-- Opening Marker --

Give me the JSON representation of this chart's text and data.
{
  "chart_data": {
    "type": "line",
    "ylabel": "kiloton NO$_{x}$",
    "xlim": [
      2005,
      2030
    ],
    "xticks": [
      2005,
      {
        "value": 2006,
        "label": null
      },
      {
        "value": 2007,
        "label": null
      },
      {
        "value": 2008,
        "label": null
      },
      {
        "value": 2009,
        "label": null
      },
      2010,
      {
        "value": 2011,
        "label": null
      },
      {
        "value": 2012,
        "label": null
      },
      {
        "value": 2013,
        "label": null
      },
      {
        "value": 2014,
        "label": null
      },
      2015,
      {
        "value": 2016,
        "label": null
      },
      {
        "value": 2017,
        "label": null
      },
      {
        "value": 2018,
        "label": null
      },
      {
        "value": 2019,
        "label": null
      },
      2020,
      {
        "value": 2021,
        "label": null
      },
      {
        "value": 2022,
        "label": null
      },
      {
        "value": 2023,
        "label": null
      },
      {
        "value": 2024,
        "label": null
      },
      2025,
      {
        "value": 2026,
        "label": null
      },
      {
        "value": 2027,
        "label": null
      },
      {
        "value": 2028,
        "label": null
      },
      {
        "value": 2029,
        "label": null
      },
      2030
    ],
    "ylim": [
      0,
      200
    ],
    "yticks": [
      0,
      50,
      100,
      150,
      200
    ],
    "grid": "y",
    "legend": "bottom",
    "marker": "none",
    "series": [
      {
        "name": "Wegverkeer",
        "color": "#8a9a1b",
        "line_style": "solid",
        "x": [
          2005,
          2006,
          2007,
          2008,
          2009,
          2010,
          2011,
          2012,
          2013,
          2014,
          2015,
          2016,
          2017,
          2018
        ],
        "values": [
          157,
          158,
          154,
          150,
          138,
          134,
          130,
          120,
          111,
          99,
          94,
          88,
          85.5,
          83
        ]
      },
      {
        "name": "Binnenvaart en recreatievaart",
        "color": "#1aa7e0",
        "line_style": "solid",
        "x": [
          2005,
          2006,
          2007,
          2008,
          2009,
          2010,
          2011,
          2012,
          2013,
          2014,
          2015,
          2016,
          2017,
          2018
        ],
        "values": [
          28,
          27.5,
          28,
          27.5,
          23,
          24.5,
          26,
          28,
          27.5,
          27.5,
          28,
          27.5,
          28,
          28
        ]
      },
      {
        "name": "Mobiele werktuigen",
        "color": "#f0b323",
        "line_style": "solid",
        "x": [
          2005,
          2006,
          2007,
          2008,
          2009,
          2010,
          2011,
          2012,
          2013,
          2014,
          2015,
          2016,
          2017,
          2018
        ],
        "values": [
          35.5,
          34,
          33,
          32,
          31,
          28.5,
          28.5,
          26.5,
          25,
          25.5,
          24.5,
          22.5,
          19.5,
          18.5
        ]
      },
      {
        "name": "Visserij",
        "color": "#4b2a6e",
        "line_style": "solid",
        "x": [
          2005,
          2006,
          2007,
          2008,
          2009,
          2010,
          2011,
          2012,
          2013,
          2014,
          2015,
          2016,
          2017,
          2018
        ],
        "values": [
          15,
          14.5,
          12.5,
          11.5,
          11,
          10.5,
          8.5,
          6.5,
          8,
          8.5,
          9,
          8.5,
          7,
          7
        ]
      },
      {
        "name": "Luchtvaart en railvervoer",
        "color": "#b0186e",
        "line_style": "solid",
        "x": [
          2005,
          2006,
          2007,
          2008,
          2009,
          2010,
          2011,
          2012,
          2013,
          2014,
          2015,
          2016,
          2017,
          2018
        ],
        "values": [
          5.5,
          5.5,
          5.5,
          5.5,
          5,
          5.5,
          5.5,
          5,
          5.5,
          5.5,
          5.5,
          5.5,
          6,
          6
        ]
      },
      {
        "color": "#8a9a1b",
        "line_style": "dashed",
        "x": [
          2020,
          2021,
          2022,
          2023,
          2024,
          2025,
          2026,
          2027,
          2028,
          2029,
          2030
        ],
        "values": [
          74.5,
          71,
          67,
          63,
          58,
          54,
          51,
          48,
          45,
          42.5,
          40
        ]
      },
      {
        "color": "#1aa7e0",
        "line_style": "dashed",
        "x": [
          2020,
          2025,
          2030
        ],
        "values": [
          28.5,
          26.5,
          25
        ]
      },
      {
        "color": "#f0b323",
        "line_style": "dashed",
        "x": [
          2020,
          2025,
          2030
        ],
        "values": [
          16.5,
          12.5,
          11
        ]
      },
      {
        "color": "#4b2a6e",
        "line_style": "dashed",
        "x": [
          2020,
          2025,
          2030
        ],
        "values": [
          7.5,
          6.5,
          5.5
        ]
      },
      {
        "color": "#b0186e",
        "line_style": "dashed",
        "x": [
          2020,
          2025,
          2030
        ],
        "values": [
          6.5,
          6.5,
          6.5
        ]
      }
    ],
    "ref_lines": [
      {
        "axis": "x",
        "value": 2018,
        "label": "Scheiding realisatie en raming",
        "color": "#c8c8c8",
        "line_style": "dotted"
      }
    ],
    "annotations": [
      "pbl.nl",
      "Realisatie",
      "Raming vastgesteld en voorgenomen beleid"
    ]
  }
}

-- Closing Marker --

Goal of the exercise:
The entries need to be set down again in full, with no word changed.

Solution for this task:
Give me the JSON representation of this chart's text and data.
{
  "chart_data": {
    "type": "line",
    "ylabel": "kiloton NO$_{x}$",
    "xlim": [
      2005,
      2030
    ],
    "xticks": [
      2005,
      {
        "value": 2006,
        "label": null
      },
      {
        "value": 2007,
        "label": null
      },
      {
        "value": 2008,
        "label": null
      },
      {
        "value": 2009,
        "label": null
      },
      2010,
      {
        "value": 2011,
        "label": null
      },
      {
        "value": 2012,
        "label": null
      },
      {
        "value": 2013,
        "label": null
      },
      {
        "value": 2014,
        "label": null
      },
      2015,
      {
        "value": 2016,
        "label": null
      },
      {
        "value": 2017,
        "label": null
      },
      {
        "value": 2018,
        "label": null
      },
      {
        "value": 2019,
        "label": null
      },
      2020,
      {
        "value": 2021,
        "label": null
      },
      {
        "value": 2022,
        "label": null
      },
      {
        "value": 2023,
        "label": null
      },
      {
        "value": 2024,
        "label": null
      },
      2025,
      {
        "value": 2026,
        "label": null
      },
      {
        "value": 2027,
        "label": null
      },
      {
        "value": 2028,
        "label": null
      },
      {
        "value": 2029,
        "label": null
      },
      2030
    ],
    "ylim": [
      0,
      200
    ],
    "yticks": [
      0,
      50,
      100,
      150,
      200
    ],
    "grid": "y",
    "legend": "bottom",
    "marker": "none",
    "series": [
      {
        "name": "Wegverkeer",
        "color": "#8a9a1b",
        "line_style": "solid",
        "x": [
          2005,
          2006,
          2007,
          2008,
          2009,
          2010,
          2011,
          2012,
          2013,
          2014,
          2015,
          2016,
          2017,
          2018
        ],
        "values": [
          157,
          158,
          154,
          150,
          138,
          134,
          130,
          120,
          111,
          99,
          94,
          88,
          85.5,
          83
        ]
      },
      {
        "name": "Binnenvaart en recreatievaart",
        "color": "#1aa7e0",
        "line_style": "solid",
        "x": [
          2005,
          2006,
          2007,
          2008,
          2009,
          2010,
          2011,
          2012,
          2013,
          2014,
          2015,
          2016,
          2017,
          2018
        ],
        "values": [
          28,
          27.5,
          28,
          27.5,
          23,
          24.5,
          26,
          28,
          27.5,
          27.5,
          28,
          27.5,
          28,
          28
        ]
      },
      {
        "name": "Mobiele werktuigen",
        "color": "#f0b323",
        "line_style": "solid",
        "x": [
          2005,
          2006,
          2007,
          2008,
          2009,
          2010,
          2011,
          2012,
          2013,
          2014,
          2015,
          2016,
          2017,
          2018
        ],
        "values": [
          35.5,
          34,
          33,
          32,
          31,
          28.5,
          28.5,
          26.5,
          25,
          25.5,
          24.5,
          22.5,
          19.5,
          18.5
        ]
      },
      {
        "name": "Visserij",
        "color": "#4b2a6e",
        "line_style": "solid",
        "x": [
          2005,
          2006,
          2007,
          2008,
          2009,
          2010,
          2011,
          2012,
          2013,
          2014,
          2015,
          2016,
          2017,
          2018
        ],
        "values": [
          15,
          14.5,
          12.5,
          11.5,
          11,
          10.5,
          8.5,
          6.5,
          8,
          8.5,
          9,
          8.5,
          7,
          7
        ]
      },
      {
        "name": "Luchtvaart en railvervoer",
        "color": "#b0186e",
        "line_style": "solid",
        "x": [
          2005,
          2006,
          2007,
          2008,
          2009,
          2010,
          2011,
          2012,
          2013,
          2014,
          2015,
          2016,
          2017,
          2018
        ],
        "values": [
          5.5,
          5.5,
          5.5,
          5.5,
          5,
          5.5,
          5.5,
          5,
          5.5,
          5.5,
          5.5,
          5.5,
          6,
          6
        ]
      },
      {
        "color": "#8a9a1b",
        "line_style": "dashed",
        "x": [
          2020,
          2021,
          2022,
          2023,
          2024,
          2025,
          2026,
          2027,
          2028,
          2029,
          2030
        ],
        "values": [
          74.5,
          71,
          67,
          63,
          58,
          54,
          51,
          48,
          45,
          42.5,
          40
        ]
      },
      {
        "color": "#1aa7e0",
        "line_style": "dashed",
        "x": [
          2020,
          2025,
          2030
        ],
        "values": [
          28.5,
          26.5,
          25
        ]
      },
      {
        "color": "#f0b323",
        "line_style": "dashed",
        "x": [
          2020,
          2025,
          2030
        ],
        "values": [
          16.5,
          12.5,
          11
        ]
      },
      {
        "color": "#4b2a6e",
        "line_style": "dashed",
        "x": [
          2020,
          2025,
          2030
        ],
        "values": [
          7.5,
          6.5,
          5.5
        ]
      },
      {
        "color": "#b0186e",
        "line_style": "dashed",
        "x": [
          2020,
          2025,
          2030
        ],
        "values": [
          6.5,
          6.5,
          6.5
        ]
      }
    ],
    "ref_lines": [
      {
        "axis": "x",
        "value": 2018,
        "label": "Scheiding realisatie en raming",
        "color": "#c8c8c8",
        "line_style": "dotted"
      }
    ],
    "annotations": [
      "pbl.nl",
      "Realisatie",
      "Raming vastgesteld en voorgenomen beleid"
    ]
  }
}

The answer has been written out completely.